[GIVEN RECORDS]
..........

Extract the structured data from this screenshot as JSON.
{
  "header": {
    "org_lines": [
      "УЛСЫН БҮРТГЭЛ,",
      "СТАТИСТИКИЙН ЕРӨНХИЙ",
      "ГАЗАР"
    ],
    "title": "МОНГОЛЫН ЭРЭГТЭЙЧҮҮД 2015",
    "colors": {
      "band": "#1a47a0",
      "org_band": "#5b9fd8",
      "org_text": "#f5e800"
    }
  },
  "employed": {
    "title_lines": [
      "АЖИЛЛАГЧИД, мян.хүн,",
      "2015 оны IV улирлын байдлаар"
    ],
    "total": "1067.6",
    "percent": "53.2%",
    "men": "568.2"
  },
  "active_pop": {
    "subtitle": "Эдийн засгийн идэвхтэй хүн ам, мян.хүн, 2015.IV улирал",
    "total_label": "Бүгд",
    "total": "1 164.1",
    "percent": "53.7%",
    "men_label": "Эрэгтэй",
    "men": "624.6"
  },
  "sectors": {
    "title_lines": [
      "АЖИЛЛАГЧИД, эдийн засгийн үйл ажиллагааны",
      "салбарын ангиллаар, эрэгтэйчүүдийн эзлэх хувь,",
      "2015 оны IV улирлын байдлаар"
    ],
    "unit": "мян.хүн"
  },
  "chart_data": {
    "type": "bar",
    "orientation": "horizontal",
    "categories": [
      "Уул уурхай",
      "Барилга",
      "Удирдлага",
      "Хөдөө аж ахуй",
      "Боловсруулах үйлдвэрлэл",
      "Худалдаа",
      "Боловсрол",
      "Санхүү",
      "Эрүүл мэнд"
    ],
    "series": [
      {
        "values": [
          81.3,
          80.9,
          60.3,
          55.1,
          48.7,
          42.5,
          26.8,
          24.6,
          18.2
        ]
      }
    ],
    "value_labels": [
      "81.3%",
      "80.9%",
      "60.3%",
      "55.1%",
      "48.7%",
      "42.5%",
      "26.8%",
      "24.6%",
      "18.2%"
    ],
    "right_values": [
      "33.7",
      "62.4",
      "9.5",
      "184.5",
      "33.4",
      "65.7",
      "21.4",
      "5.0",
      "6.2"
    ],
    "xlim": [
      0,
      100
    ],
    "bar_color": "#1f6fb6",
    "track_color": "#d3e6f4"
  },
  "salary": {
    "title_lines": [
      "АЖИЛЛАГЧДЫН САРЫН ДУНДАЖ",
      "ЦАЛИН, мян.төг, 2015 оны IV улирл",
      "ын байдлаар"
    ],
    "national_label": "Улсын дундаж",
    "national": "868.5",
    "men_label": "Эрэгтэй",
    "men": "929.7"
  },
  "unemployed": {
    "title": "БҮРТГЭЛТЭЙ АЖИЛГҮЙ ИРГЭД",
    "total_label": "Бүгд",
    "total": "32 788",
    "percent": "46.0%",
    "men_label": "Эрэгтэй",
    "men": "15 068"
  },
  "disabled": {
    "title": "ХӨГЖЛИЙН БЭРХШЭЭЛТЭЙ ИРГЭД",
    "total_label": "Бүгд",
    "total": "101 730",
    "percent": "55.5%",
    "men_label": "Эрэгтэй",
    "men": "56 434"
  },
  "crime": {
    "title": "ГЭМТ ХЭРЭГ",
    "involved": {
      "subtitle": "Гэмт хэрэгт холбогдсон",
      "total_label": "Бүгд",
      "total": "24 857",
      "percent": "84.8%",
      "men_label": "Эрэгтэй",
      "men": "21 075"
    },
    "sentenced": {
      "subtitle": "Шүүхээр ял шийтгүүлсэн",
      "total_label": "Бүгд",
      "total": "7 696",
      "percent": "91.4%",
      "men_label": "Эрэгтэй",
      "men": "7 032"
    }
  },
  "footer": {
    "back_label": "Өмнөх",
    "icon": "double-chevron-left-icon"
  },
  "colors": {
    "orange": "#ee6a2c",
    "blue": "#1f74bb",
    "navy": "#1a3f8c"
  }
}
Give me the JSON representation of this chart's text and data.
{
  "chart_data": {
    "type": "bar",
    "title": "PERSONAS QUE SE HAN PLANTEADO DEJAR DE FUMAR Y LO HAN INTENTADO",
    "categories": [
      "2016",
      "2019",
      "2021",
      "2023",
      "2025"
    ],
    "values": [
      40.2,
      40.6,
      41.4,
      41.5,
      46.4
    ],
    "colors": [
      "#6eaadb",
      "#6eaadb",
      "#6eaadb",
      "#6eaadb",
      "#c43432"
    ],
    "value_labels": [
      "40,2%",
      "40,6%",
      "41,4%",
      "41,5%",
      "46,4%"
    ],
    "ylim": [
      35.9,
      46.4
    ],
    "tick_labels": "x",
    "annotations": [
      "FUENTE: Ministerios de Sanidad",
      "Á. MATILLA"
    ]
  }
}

..........

List every line from the entries above in which "АЖИЛЛАГЧИД" appears.

      "АЖИЛЛАГЧИД, мян.хүн,",
      "АЖИЛЛАГЧИД, эдийн засгийн үйл ажиллагааны",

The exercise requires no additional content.